Start of Materials provided
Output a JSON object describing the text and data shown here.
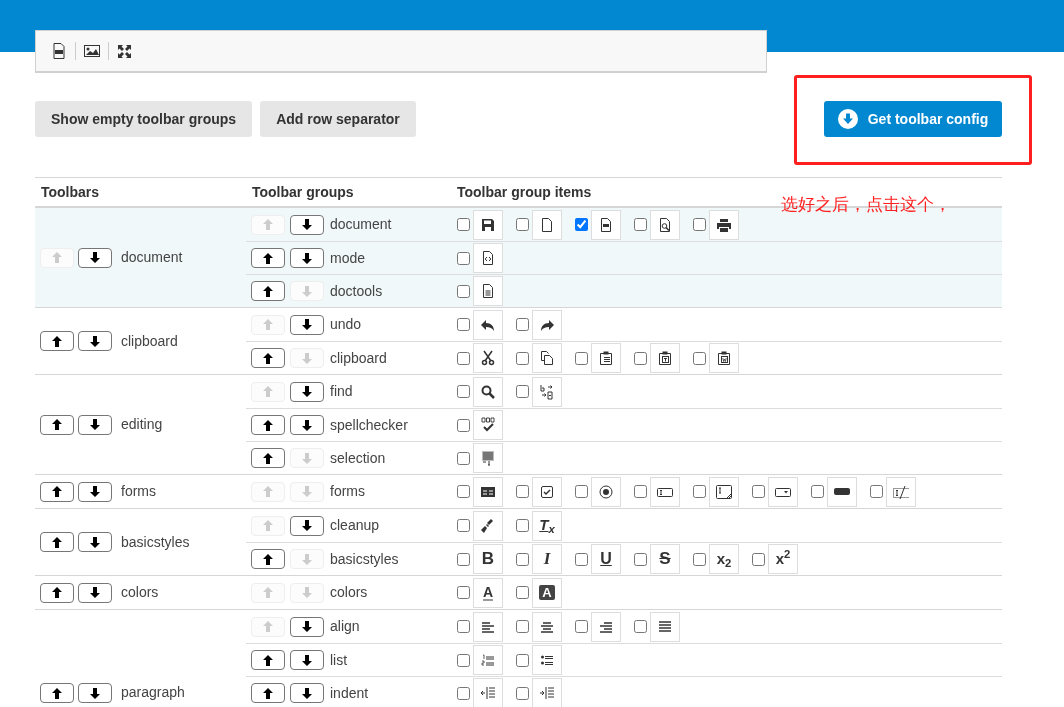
{
  "buttons": [
    "Show empty toolbar groups",
    "Add row separator"
  ],
  "config_button": "Get toolbar config",
  "annotation": "选好之后，点击这个，",
  "table": {
    "columns": [
      "Toolbars",
      "Toolbar groups",
      "Toolbar group items"
    ],
    "toolbars": [
      {
        "name": "document",
        "highlighted": true,
        "up_disabled": true,
        "down_disabled": false,
        "groups": [
          {
            "name": "document",
            "up_disabled": true,
            "down_disabled": false,
            "items": [
              {
                "kind": "save",
                "checked": false
              },
              {
                "kind": "new-page",
                "checked": false
              },
              {
                "kind": "pdf",
                "checked": true
              },
              {
                "kind": "preview",
                "checked": false
              },
              {
                "kind": "print",
                "checked": false
              }
            ]
          },
          {
            "name": "mode",
            "up_disabled": false,
            "down_disabled": false,
            "items": [
              {
                "kind": "source",
                "checked": false
              }
            ]
          },
          {
            "name": "doctools",
            "up_disabled": false,
            "down_disabled": true,
            "items": [
              {
                "kind": "templates",
                "checked": false
              }
            ]
          }
        ]
      },
      {
        "name": "clipboard",
        "highlighted": false,
        "up_disabled": false,
        "down_disabled": false,
        "groups": [
          {
            "name": "undo",
            "up_disabled": true,
            "down_disabled": false,
            "items": [
              {
                "kind": "undo",
                "checked": false
              },
              {
                "kind": "redo",
                "checked": false
              }
            ]
          },
          {
            "name": "clipboard",
            "up_disabled": false,
            "down_disabled": true,
            "items": [
              {
                "kind": "cut",
                "checked": false
              },
              {
                "kind": "copy",
                "checked": false
              },
              {
                "kind": "paste",
                "checked": false
              },
              {
                "kind": "paste-text",
                "checked": false
              },
              {
                "kind": "paste-word",
                "checked": false
              }
            ]
          }
        ]
      },
      {
        "name": "editing",
        "highlighted": false,
        "up_disabled": false,
        "down_disabled": false,
        "groups": [
          {
            "name": "find",
            "up_disabled": true,
            "down_disabled": false,
            "items": [
              {
                "kind": "find",
                "checked": false
              },
              {
                "kind": "replace",
                "checked": false
              }
            ]
          },
          {
            "name": "spellchecker",
            "up_disabled": false,
            "down_disabled": false,
            "items": [
              {
                "kind": "spellcheck",
                "checked": false
              }
            ]
          },
          {
            "name": "selection",
            "up_disabled": false,
            "down_disabled": true,
            "items": [
              {
                "kind": "select-all",
                "checked": false
              }
            ]
          }
        ]
      },
      {
        "name": "forms",
        "highlighted": false,
        "up_disabled": false,
        "down_disabled": false,
        "groups": [
          {
            "name": "forms",
            "up_disabled": true,
            "down_disabled": true,
            "items": [
              {
                "kind": "form",
                "checked": false
              },
              {
                "kind": "checkbox",
                "checked": false
              },
              {
                "kind": "radio",
                "checked": false
              },
              {
                "kind": "text-field",
                "checked": false
              },
              {
                "kind": "textarea",
                "checked": false
              },
              {
                "kind": "select",
                "checked": false
              },
              {
                "kind": "form-button",
                "checked": false
              },
              {
                "kind": "hidden-field",
                "checked": false
              }
            ]
          }
        ]
      },
      {
        "name": "basicstyles",
        "highlighted": false,
        "up_disabled": false,
        "down_disabled": false,
        "groups": [
          {
            "name": "cleanup",
            "up_disabled": true,
            "down_disabled": false,
            "items": [
              {
                "kind": "format-painter",
                "checked": false
              },
              {
                "kind": "remove-format",
                "glyph": "T$_{x}$",
                "checked": false
              }
            ]
          },
          {
            "name": "basicstyles",
            "up_disabled": false,
            "down_disabled": true,
            "items": [
              {
                "kind": "bold",
                "glyph": "B",
                "checked": false
              },
              {
                "kind": "italic",
                "glyph": "I",
                "checked": false
              },
              {
                "kind": "underline",
                "glyph": "U",
                "checked": false
              },
              {
                "kind": "strike",
                "glyph": "S",
                "checked": false
              },
              {
                "kind": "subscript",
                "glyph": "x$_{2}$",
                "checked": false
              },
              {
                "kind": "superscript",
                "glyph": "x$^{2}$",
                "checked": false
              }
            ]
          }
        ]
      },
      {
        "name": "colors",
        "highlighted": false,
        "up_disabled": false,
        "down_disabled": false,
        "groups": [
          {
            "name": "colors",
            "up_disabled": true,
            "down_disabled": true,
            "items": [
              {
                "kind": "text-color",
                "glyph": "A",
                "checked": false
              },
              {
                "kind": "background-color",
                "glyph": "A",
                "checked": false
              }
            ]
          }
        ]
      },
      {
        "name": "paragraph",
        "highlighted": false,
        "up_disabled": false,
        "down_disabled": false,
        "groups": [
          {
            "name": "align",
            "up_disabled": true,
            "down_disabled": false,
            "items": [
              {
                "kind": "align-left",
                "checked": false
              },
              {
                "kind": "align-center",
                "checked": false
              },
              {
                "kind": "align-right",
                "checked": false
              },
              {
                "kind": "justify",
                "checked": false
              }
            ]
          },
          {
            "name": "list",
            "up_disabled": false,
            "down_disabled": false,
            "items": [
              {
                "kind": "numbered-list",
                "checked": false
              },
              {
                "kind": "bulleted-list",
                "checked": false
              }
            ]
          },
          {
            "name": "indent",
            "up_disabled": false,
            "down_disabled": false,
            "items": [
              {
                "kind": "outdent",
                "checked": false
              },
              {
                "kind": "indent",
                "checked": false
              }
            ]
          }
        ]
      }
    ]
  }
}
End of Materials provided
Your objective:
Omit every picture, then repeat the remaining data exactly as it appears above.

Reply to the exercise:
Output a JSON object describing the text and data shown here.
{
  "buttons": [
    "Show empty toolbar groups",
    "Add row separator"
  ],
  "config_button": "Get toolbar config",
  "annotation": "选好之后，点击这个，",
  "table": {
    "columns": [
      "Toolbars",
      "Toolbar groups",
      "Toolbar group items"
    ],
    "toolbars": [
      {
        "name": "document",
        "highlighted": true,
        "up_disabled": true,
        "down_disabled": false,
        "groups": [
          {
            "name": "document",
            "up_disabled": true,
            "down_disabled": false,
            "items": [
              {
                "kind": "save",
                "checked": false
              },
              {
                "kind": "new-page",
                "checked": false
              },
              {
                "kind": "pdf",
                "checked": true
              },
              {
                "kind": "preview",
                "checked": false
              },
              {
                "kind": "print",
                "checked": false
              }
            ]
          },
          {
            "name": "mode",
            "up_disabled": false,
            "down_disabled": false,
            "items": [
              {
                "kind": "source",
                "checked": false
              }
            ]
          },
          {
            "name": "doctools",
            "up_disabled": false,
            "down_disabled": true,
            "items": [
              {
                "kind": "templates",
                "checked": false
              }
            ]
          }
        ]
      },
      {
        "name": "clipboard",
        "highlighted": false,
        "up_disabled": false,
        "down_disabled": false,
        "groups": [
          {
            "name": "undo",
            "up_disabled": true,
            "down_disabled": false,
            "items": [
              {
                "kind": "undo",
                "checked": false
              },
              {
                "kind": "redo",
                "checked": false
              }
            ]
          },
          {
            "name": "clipboard",
            "up_disabled": false,
            "down_disabled": true,
            "items": [
              {
                "kind": "cut",
                "checked": false
              },
              {
                "kind": "copy",
                "checked": false
              },
              {
                "kind": "paste",
                "checked": false
              },
              {
                "kind": "paste-text",
                "checked": false
              },
              {
                "kind": "paste-word",
                "checked": false
              }
            ]
          }
        ]
      },
      {
        "name": "editing",
        "highlighted": false,
        "up_disabled": false,
        "down_disabled": false,
        "groups": [
          {
            "name": "find",
            "up_disabled": true,
            "down_disabled": false,
            "items": [
              {
                "kind": "find",
                "checked": false
              },
              {
                "kind": "replace",
                "checked": false
              }
            ]
          },
          {
            "name": "spellchecker",
            "up_disabled": false,
            "down_disabled": false,
            "items": [
              {
                "kind": "spellcheck",
                "checked": false
              }
            ]
          },
          {
            "name": "selection",
            "up_disabled": false,
            "down_disabled": true,
            "items": [
              {
                "kind": "select-all",
                "checked": false
              }
            ]
          }
        ]
      },
      {
        "name": "forms",
        "highlighted": false,
        "up_disabled": false,
        "down_disabled": false,
        "groups": [
          {
            "name": "forms",
            "up_disabled": true,
            "down_disabled": true,
            "items": [
              {
                "kind": "form",
                "checked": false
              },
              {
                "kind": "checkbox",
                "checked": false
              },
              {
                "kind": "radio",
                "checked": false
              },
              {
                "kind": "text-field",
                "checked": false
              },
              {
                "kind": "textarea",
                "checked": false
              },
              {
                "kind": "select",
                "checked": false
              },
              {
                "kind": "form-button",
                "checked": false
              },
              {
                "kind": "hidden-field",
                "checked": false
              }
            ]
          }
        ]
      },
      {
        "name": "basicstyles",
        "highlighted": false,
        "up_disabled": false,
        "down_disabled": false,
        "groups": [
          {
            "name": "cleanup",
            "up_disabled": true,
            "down_disabled": false,
            "items": [
              {
                "kind": "format-painter",
                "checked": false
              },
              {
                "kind": "remove-format",
                "glyph": "T$_{x}$",
                "checked": false
              }
            ]
          },
          {
            "name": "basicstyles",
            "up_disabled": false,
            "down_disabled": true,
            "items": [
              {
                "kind": "bold",
                "glyph": "B",
                "checked": false
              },
              {
                "kind": "italic",
                "glyph": "I",
                "checked": false
              },
              {
                "kind": "underline",
                "glyph": "U",
                "checked": false
              },
              {
                "kind": "strike",
                "glyph": "S",
                "checked": false
              },
              {
                "kind": "subscript",
                "glyph": "x$_{2}$",
                "checked": false
              },
              {
                "kind": "superscript",
                "glyph": "x$^{2}$",
                "checked": false
              }
            ]
          }
        ]
      },
      {
        "name": "colors",
        "highlighted": false,
        "up_disabled": false,
        "down_disabled": false,
        "groups": [
          {
            "name": "colors",
            "up_disabled": true,
            "down_disabled": true,
            "items": [
              {
                "kind": "text-color",
                "glyph": "A",
                "checked": false
              },
              {
                "kind": "background-color",
                "glyph": "A",
                "checked": false
              }
            ]
          }
        ]
      },
      {
        "name": "paragraph",
        "highlighted": false,
        "up_disabled": false,
        "down_disabled": false,
        "groups": [
          {
            "name": "align",
            "up_disabled": true,
            "down_disabled": false,
            "items": [
              {
                "kind": "align-left",
                "checked": false
              },
              {
                "kind": "align-center",
                "checked": false
              },
              {
                "kind": "align-right",
                "checked": false
              },
              {
                "kind": "justify",
                "checked": false
              }
            ]
          },
          {
            "name": "list",
            "up_disabled": false,
            "down_disabled": false,
            "items": [
              {
                "kind": "numbered-list",
                "checked": false
              },
              {
                "kind": "bulleted-list",
                "checked": false
              }
            ]
          },
          {
            "name": "indent",
            "up_disabled": false,
            "down_disabled": false,
            "items": [
              {
                "kind": "outdent",
                "checked": false
              },
              {
                "kind": "indent",
                "checked": false
              }
            ]
          }
        ]
      }
    ]
  }
}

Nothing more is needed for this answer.